PROVIDED RECORDS >>
** BEGIN **
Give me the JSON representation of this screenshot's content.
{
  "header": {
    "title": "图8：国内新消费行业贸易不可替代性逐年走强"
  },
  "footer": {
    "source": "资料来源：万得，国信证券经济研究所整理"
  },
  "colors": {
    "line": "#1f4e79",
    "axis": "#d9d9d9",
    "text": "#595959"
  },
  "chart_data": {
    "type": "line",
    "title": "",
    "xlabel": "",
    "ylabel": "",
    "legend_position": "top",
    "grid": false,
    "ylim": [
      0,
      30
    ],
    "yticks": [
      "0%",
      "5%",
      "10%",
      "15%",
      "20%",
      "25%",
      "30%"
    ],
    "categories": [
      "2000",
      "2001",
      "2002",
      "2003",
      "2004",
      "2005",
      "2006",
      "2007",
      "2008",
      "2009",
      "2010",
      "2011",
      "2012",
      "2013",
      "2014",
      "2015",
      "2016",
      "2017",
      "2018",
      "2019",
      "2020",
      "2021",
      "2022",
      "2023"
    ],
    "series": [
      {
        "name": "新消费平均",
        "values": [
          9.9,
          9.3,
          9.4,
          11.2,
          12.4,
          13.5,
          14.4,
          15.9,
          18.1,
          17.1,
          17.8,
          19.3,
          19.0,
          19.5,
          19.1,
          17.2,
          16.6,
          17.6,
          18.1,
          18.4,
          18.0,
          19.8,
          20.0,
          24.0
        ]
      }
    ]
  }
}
** END **
GIVEN PROBLEM >>
Count up every line above that has the word "title" in it; answer with the number alone.

REPLY >>
2